» Problem to solve: Pictures appear in the records below; write out everything else exactly.

Collection entries
──────

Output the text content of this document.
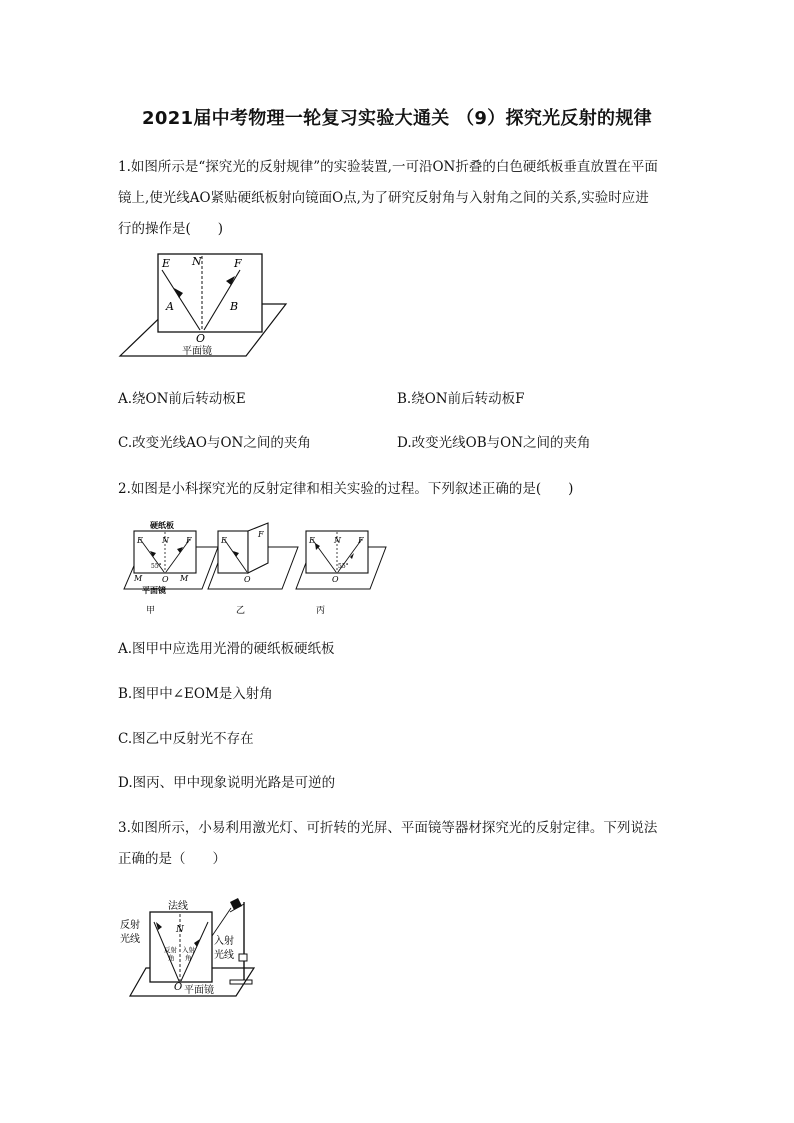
2021届中考物理一轮复习实验大通关 （9）探究光反射的规律
1.如图所示是“探究光的反射规律”的实验装置,一可沿ON折叠的白色硬纸板垂直放置在平面
镜上,使光线AO紧贴硬纸板射向镜面O点,为了研究反射角与入射角之间的关系,实验时应进
行的操作是(　　)
E N	F
A	B
O
平面镜
A.绕ON前后转动板E	B.绕ON前后转动板F
C.改变光线AO与ON之间的夹角	D.改变光线OB与ON之间的夹角
2.如图是小科探究光的反射定律和相关实验的过程。下列叙述正确的是(　　)
硬纸板
E N F
55°
O
M	M
平面镜
甲
E
F
O
乙
E N F
55°
O
丙
A.图甲中应选用光滑的硬纸板硬纸板
B.图甲中∠EOM是入射角
C.图乙中反射光不存在
D.图丙、甲中现象说明光路是可逆的
3.如图所示，小易利用激光灯、可折转的光屏、平面镜等器材探究光的反射定律。下列说法
正确的是（　　）
法线
反射
光线
N
反射
角
入射
角
入射
光线
O 平面镜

──────

» Solution below:
Output the text content of this document.
2021届中考物理一轮复习实验大通关 （9）探究光反射的规律
1.如图所示是“探究光的反射规律”的实验装置,一可沿ON折叠的白色硬纸板垂直放置在平面
镜上,使光线AO紧贴硬纸板射向镜面O点,为了研究反射角与入射角之间的关系,实验时应进
行的操作是(　　)
E N	F
A	B
O
平面镜
A.绕ON前后转动板E	B.绕ON前后转动板F
C.改变光线AO与ON之间的夹角	D.改变光线OB与ON之间的夹角
2.如图是小科探究光的反射定律和相关实验的过程。下列叙述正确的是(　　)
硬纸板
E N F
55°
O
M	M
平面镜
甲
E
F
O
乙
E N F
55°
O
丙
A.图甲中应选用光滑的硬纸板硬纸板
B.图甲中∠EOM是入射角
C.图乙中反射光不存在
D.图丙、甲中现象说明光路是可逆的
3.如图所示，小易利用激光灯、可折转的光屏、平面镜等器材探究光的反射定律。下列说法
正确的是（　　）
法线
反射
光线
N
反射
角
入射
角
入射
光线
O 平面镜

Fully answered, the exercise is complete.